>> BEGIN Supplied data

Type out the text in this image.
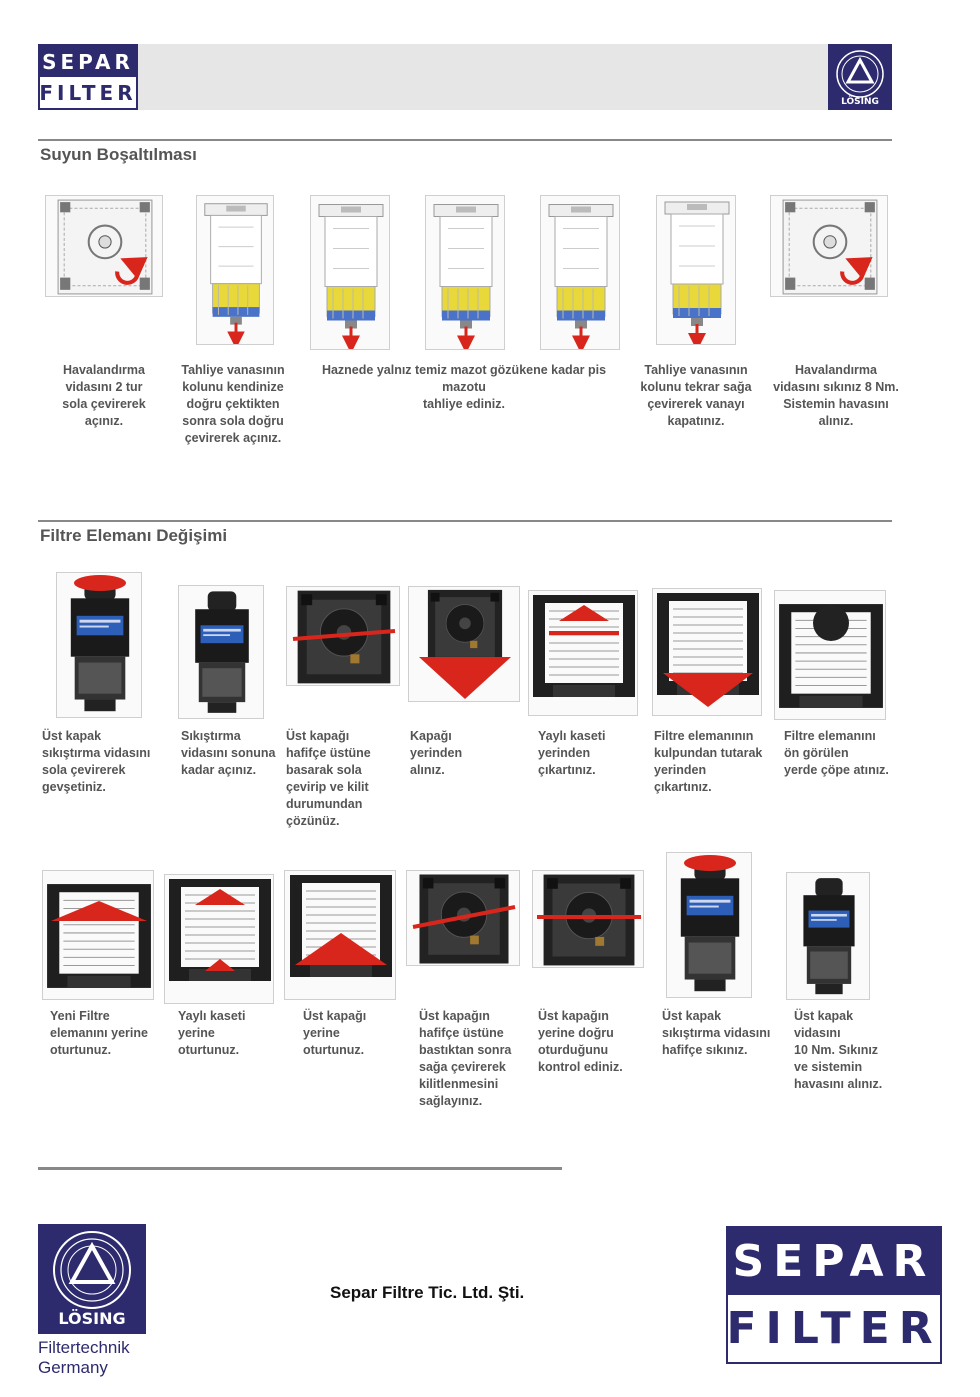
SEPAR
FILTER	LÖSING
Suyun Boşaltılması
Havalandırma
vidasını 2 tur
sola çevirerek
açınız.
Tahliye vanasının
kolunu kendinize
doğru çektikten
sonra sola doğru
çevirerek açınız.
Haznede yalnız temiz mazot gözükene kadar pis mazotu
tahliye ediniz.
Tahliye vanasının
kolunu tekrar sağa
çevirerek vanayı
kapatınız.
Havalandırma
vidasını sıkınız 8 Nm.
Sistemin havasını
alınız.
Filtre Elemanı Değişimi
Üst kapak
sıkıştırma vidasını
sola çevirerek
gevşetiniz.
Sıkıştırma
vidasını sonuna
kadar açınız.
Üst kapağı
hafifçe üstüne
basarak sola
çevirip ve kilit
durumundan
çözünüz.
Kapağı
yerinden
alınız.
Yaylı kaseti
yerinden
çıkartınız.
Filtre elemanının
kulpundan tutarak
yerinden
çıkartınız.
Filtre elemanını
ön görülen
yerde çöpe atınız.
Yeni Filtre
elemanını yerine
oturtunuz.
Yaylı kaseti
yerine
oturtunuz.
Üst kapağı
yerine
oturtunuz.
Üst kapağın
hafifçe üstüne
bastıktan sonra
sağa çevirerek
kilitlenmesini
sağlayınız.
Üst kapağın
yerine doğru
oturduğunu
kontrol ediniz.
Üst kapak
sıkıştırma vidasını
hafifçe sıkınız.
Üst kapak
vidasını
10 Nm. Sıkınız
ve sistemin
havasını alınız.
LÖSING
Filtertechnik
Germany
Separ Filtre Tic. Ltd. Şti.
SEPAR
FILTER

>> END Supplied data
>> BEGIN Supplied data

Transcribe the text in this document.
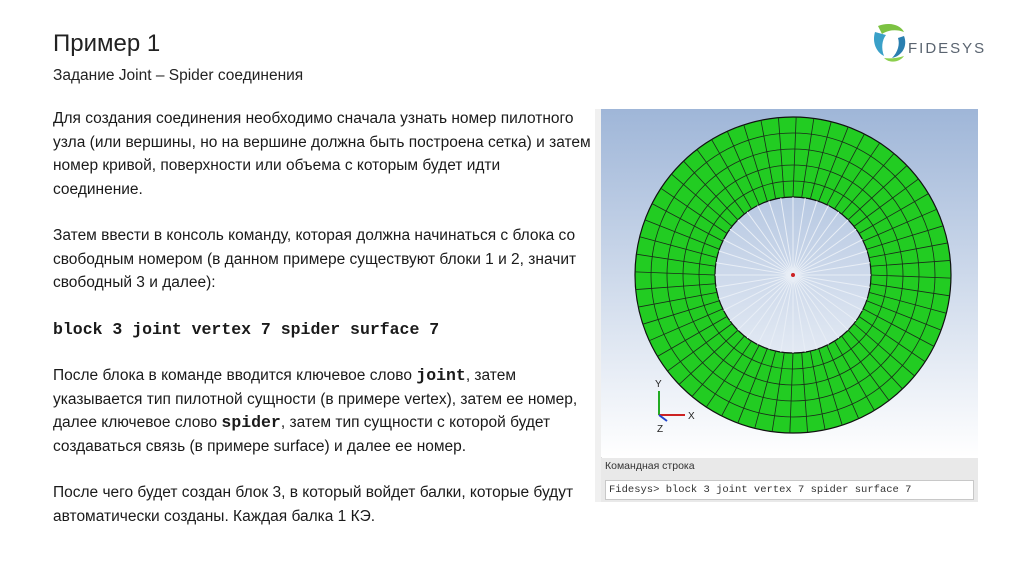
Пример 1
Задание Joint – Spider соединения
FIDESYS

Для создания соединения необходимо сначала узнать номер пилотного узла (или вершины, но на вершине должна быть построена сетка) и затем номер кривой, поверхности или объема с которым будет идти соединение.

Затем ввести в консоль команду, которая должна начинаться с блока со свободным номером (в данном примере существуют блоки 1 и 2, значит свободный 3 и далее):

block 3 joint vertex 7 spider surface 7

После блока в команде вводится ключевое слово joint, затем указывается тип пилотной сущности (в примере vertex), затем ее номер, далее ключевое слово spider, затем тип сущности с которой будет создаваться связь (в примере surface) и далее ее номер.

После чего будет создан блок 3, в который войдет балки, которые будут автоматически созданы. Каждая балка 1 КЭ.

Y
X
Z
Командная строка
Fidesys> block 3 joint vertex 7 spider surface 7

>> END Supplied data

**Written instruction**
Find the word "После" in the records and pull out each line that has it.

**Reply to the task**
После блока в команде вводится ключевое слово joint, затем указывается тип пилотной сущности (в примере vertex), затем ее номер, далее ключевое слово spider, затем тип сущности с которой будет создаваться связь (в примере surface) и далее ее номер.
После чего будет создан блок 3, в который войдет балки, которые будут автоматически созданы. Каждая балка 1 КЭ.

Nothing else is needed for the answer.